[Stored data]
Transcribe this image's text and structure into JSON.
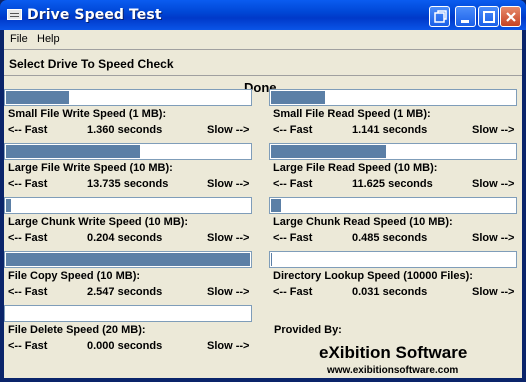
{
  "window": {
    "title": "Drive Speed Test"
  },
  "menu": [
    "File",
    "Help"
  ],
  "prompt": "Select Drive To Speed Check",
  "status": "Done",
  "legend": {
    "fast": "<-- Fast",
    "slow": "Slow -->"
  },
  "tests": [
    {
      "label": "Small File Write Speed (1 MB):",
      "value": "1.360 seconds",
      "fill": 0.26
    },
    {
      "label": "Small File Read Speed (1 MB):",
      "value": "1.141 seconds",
      "fill": 0.22
    },
    {
      "label": "Large File Write Speed (10 MB):",
      "value": "13.735 seconds",
      "fill": 0.55
    },
    {
      "label": "Large File Read Speed (10 MB):",
      "value": "11.625 seconds",
      "fill": 0.47
    },
    {
      "label": "Large Chunk Write Speed (10 MB):",
      "value": "0.204 seconds",
      "fill": 0.02
    },
    {
      "label": "Large Chunk Read Speed (10 MB):",
      "value": "0.485 seconds",
      "fill": 0.04
    },
    {
      "label": "File Copy Speed (10 MB):",
      "value": "2.547 seconds",
      "fill": 1.0
    },
    {
      "label": "Directory Lookup Speed (10000 Files):",
      "value": "0.031 seconds",
      "fill": 0.005
    },
    {
      "label": "File Delete Speed (20 MB):",
      "value": "0.000 seconds",
      "fill": 0.0
    }
  ],
  "footer": {
    "provided_by": "Provided By:",
    "company": "eXibition Software",
    "url": "www.exibitionsoftware.com"
  }
}
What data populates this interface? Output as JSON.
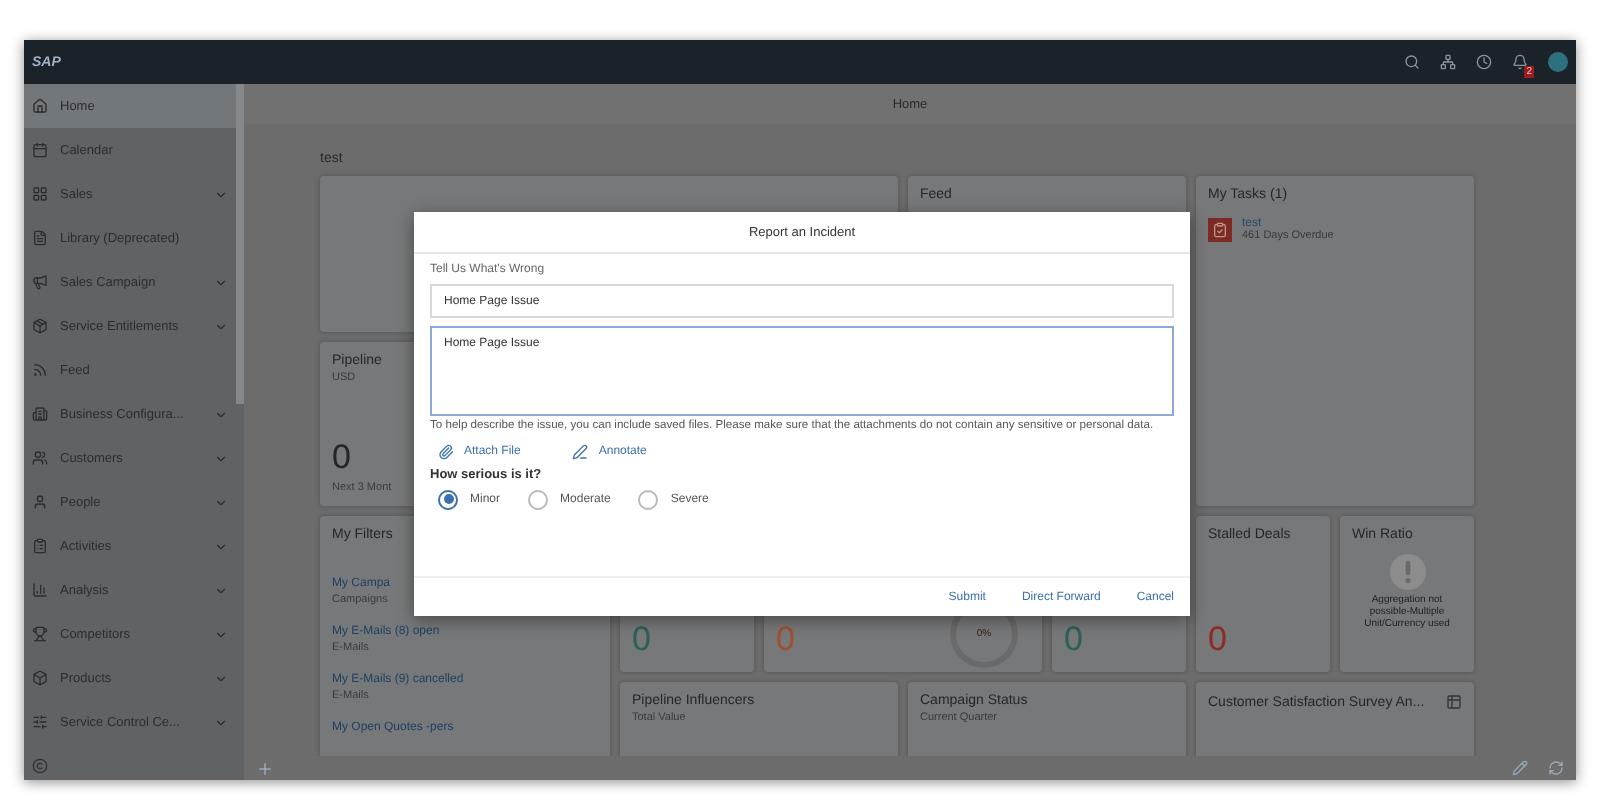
{
  "app": {
    "logo": "SAP",
    "notification_count": "2",
    "page_title": "Home"
  },
  "sidebar": {
    "items": [
      {
        "label": "Home",
        "selected": true,
        "expandable": false
      },
      {
        "label": "Calendar",
        "selected": false,
        "expandable": false
      },
      {
        "label": "Sales",
        "selected": false,
        "expandable": true
      },
      {
        "label": "Library (Deprecated)",
        "selected": false,
        "expandable": false
      },
      {
        "label": "Sales Campaign",
        "selected": false,
        "expandable": true
      },
      {
        "label": "Service Entitlements",
        "selected": false,
        "expandable": true
      },
      {
        "label": "Feed",
        "selected": false,
        "expandable": false
      },
      {
        "label": "Business Configura...",
        "selected": false,
        "expandable": true
      },
      {
        "label": "Customers",
        "selected": false,
        "expandable": true
      },
      {
        "label": "People",
        "selected": false,
        "expandable": true
      },
      {
        "label": "Activities",
        "selected": false,
        "expandable": true
      },
      {
        "label": "Analysis",
        "selected": false,
        "expandable": true
      },
      {
        "label": "Competitors",
        "selected": false,
        "expandable": true
      },
      {
        "label": "Products",
        "selected": false,
        "expandable": true
      },
      {
        "label": "Service Control Ce...",
        "selected": false,
        "expandable": true
      }
    ]
  },
  "content": {
    "heading": "test",
    "feed_card": {
      "title": "Feed"
    },
    "tasks_card": {
      "title": "My Tasks (1)",
      "tasks": [
        {
          "title": "test",
          "status": "461 Days Overdue"
        }
      ]
    },
    "pipeline_card": {
      "title": "Pipeline",
      "subtitle": "USD",
      "value": "0",
      "footer": "Next 3 Mont"
    },
    "filters_card": {
      "title": "My Filters",
      "items": [
        {
          "link": "My Campa",
          "sub": "Campaigns"
        },
        {
          "link": "My E-Mails (8) open",
          "sub": "E-Mails"
        },
        {
          "link": "My E-Mails (9) cancelled",
          "sub": "E-Mails"
        },
        {
          "link": "My Open Quotes -pers"
        }
      ]
    },
    "kpi_tiles": [
      {
        "kind": "number",
        "value": "0",
        "color": "#2c5f5b"
      },
      {
        "kind": "donut",
        "value": "0",
        "color": "#a0502f",
        "donut_label": "0%"
      },
      {
        "kind": "number",
        "value": "0",
        "color": "#2c5f5b"
      },
      {
        "kind": "number",
        "title": "Stalled Deals",
        "value": "0",
        "color": "#8f2a22"
      },
      {
        "kind": "message",
        "title": "Win Ratio",
        "message": "Aggregation not possible-Multiple Unit/Currency used"
      }
    ],
    "bottom_cards": [
      {
        "title": "Pipeline Influencers",
        "subtitle": "Total Value",
        "table_icon": false
      },
      {
        "title": "Campaign Status",
        "subtitle": "Current Quarter",
        "table_icon": false
      },
      {
        "title": "Customer Satisfaction Survey An...",
        "table_icon": true
      }
    ]
  },
  "dialog": {
    "title": "Report an Incident",
    "field_label": "Tell Us What's Wrong",
    "subject": "Home Page Issue",
    "description": "Home Page Issue",
    "help_text": "To help describe the issue, you can include saved files. Please make sure that the attachments do not contain any sensitive or personal data.",
    "actions": [
      "Attach File",
      "Annotate"
    ],
    "severity_label": "How serious is it?",
    "severity_options": [
      {
        "label": "Minor",
        "selected": true
      },
      {
        "label": "Moderate",
        "selected": false
      },
      {
        "label": "Severe",
        "selected": false
      }
    ],
    "buttons": [
      "Submit",
      "Direct Forward",
      "Cancel"
    ]
  }
}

● Written instruction
Write out all the entries again, word for word, and print no images.

● Task response
Transcribe this image's text and structure into JSON.
{
  "window": {
    "title": "Drive Speed Test"
  },
  "menu": [
    "File",
    "Help"
  ],
  "prompt": "Select Drive To Speed Check",
  "status": "Done",
  "legend": {
    "fast": "<-- Fast",
    "slow": "Slow -->"
  },
  "tests": [
    {
      "label": "Small File Write Speed (1 MB):",
      "value": "1.360 seconds",
      "fill": 0.26
    },
    {
      "label": "Small File Read Speed (1 MB):",
      "value": "1.141 seconds",
      "fill": 0.22
    },
    {
      "label": "Large File Write Speed (10 MB):",
      "value": "13.735 seconds",
      "fill": 0.55
    },
    {
      "label": "Large File Read Speed (10 MB):",
      "value": "11.625 seconds",
      "fill": 0.47
    },
    {
      "label": "Large Chunk Write Speed (10 MB):",
      "value": "0.204 seconds",
      "fill": 0.02
    },
    {
      "label": "Large Chunk Read Speed (10 MB):",
      "value": "0.485 seconds",
      "fill": 0.04
    },
    {
      "label": "File Copy Speed (10 MB):",
      "value": "2.547 seconds",
      "fill": 1.0
    },
    {
      "label": "Directory Lookup Speed (10000 Files):",
      "value": "0.031 seconds",
      "fill": 0.005
    },
    {
      "label": "File Delete Speed (20 MB):",
      "value": "0.000 seconds",
      "fill": 0.0
    }
  ],
  "footer": {
    "provided_by": "Provided By:",
    "company": "eXibition Software",
    "url": "www.exibitionsoftware.com"
  }
}
What data populates this interface? Output as JSON.
{
  "app": {
    "logo": "SAP",
    "notification_count": "2",
    "page_title": "Home"
  },
  "sidebar": {
    "items": [
      {
        "label": "Home",
        "selected": true,
        "expandable": false
      },
      {
        "label": "Calendar",
        "selected": false,
        "expandable": false
      },
      {
        "label": "Sales",
        "selected": false,
        "expandable": true
      },
      {
        "label": "Library (Deprecated)",
        "selected": false,
        "expandable": false
      },
      {
        "label": "Sales Campaign",
        "selected": false,
        "expandable": true
      },
      {
        "label": "Service Entitlements",
        "selected": false,
        "expandable": true
      },
      {
        "label": "Feed",
        "selected": false,
        "expandable": false
      },
      {
        "label": "Business Configura...",
        "selected": false,
        "expandable": true
      },
      {
        "label": "Customers",
        "selected": false,
        "expandable": true
      },
      {
        "label": "People",
        "selected": false,
        "expandable": true
      },
      {
        "label": "Activities",
        "selected": false,
        "expandable": true
      },
      {
        "label": "Analysis",
        "selected": false,
        "expandable": true
      },
      {
        "label": "Competitors",
        "selected": false,
        "expandable": true
      },
      {
        "label": "Products",
        "selected": false,
        "expandable": true
      },
      {
        "label": "Service Control Ce...",
        "selected": false,
        "expandable": true
      }
    ]
  },
  "content": {
    "heading": "test",
    "feed_card": {
      "title": "Feed"
    },
    "tasks_card": {
      "title": "My Tasks (1)",
      "tasks": [
        {
          "title": "test",
          "status": "461 Days Overdue"
        }
      ]
    },
    "pipeline_card": {
      "title": "Pipeline",
      "subtitle": "USD",
      "value": "0",
      "footer": "Next 3 Mont"
    },
    "filters_card": {
      "title": "My Filters",
      "items": [
        {
          "link": "My Campa",
          "sub": "Campaigns"
        },
        {
          "link": "My E-Mails (8) open",
          "sub": "E-Mails"
        },
        {
          "link": "My E-Mails (9) cancelled",
          "sub": "E-Mails"
        },
        {
          "link": "My Open Quotes -pers"
        }
      ]
    },
    "kpi_tiles": [
      {
        "kind": "number",
        "value": "0",
        "color": "#2c5f5b"
      },
      {
        "kind": "donut",
        "value": "0",
        "color": "#a0502f",
        "donut_label": "0%"
      },
      {
        "kind": "number",
        "value": "0",
        "color": "#2c5f5b"
      },
      {
        "kind": "number",
        "title": "Stalled Deals",
        "value": "0",
        "color": "#8f2a22"
      },
      {
        "kind": "message",
        "title": "Win Ratio",
        "message": "Aggregation not possible-Multiple Unit/Currency used"
      }
    ],
    "bottom_cards": [
      {
        "title": "Pipeline Influencers",
        "subtitle": "Total Value",
        "table_icon": false
      },
      {
        "title": "Campaign Status",
        "subtitle": "Current Quarter",
        "table_icon": false
      },
      {
        "title": "Customer Satisfaction Survey An...",
        "table_icon": true
      }
    ]
  },
  "dialog": {
    "title": "Report an Incident",
    "field_label": "Tell Us What's Wrong",
    "subject": "Home Page Issue",
    "description": "Home Page Issue",
    "help_text": "To help describe the issue, you can include saved files. Please make sure that the attachments do not contain any sensitive or personal data.",
    "actions": [
      "Attach File",
      "Annotate"
    ],
    "severity_label": "How serious is it?",
    "severity_options": [
      {
        "label": "Minor",
        "selected": true
      },
      {
        "label": "Moderate",
        "selected": false
      },
      {
        "label": "Severe",
        "selected": false
      }
    ],
    "buttons": [
      "Submit",
      "Direct Forward",
      "Cancel"
    ]
  }
}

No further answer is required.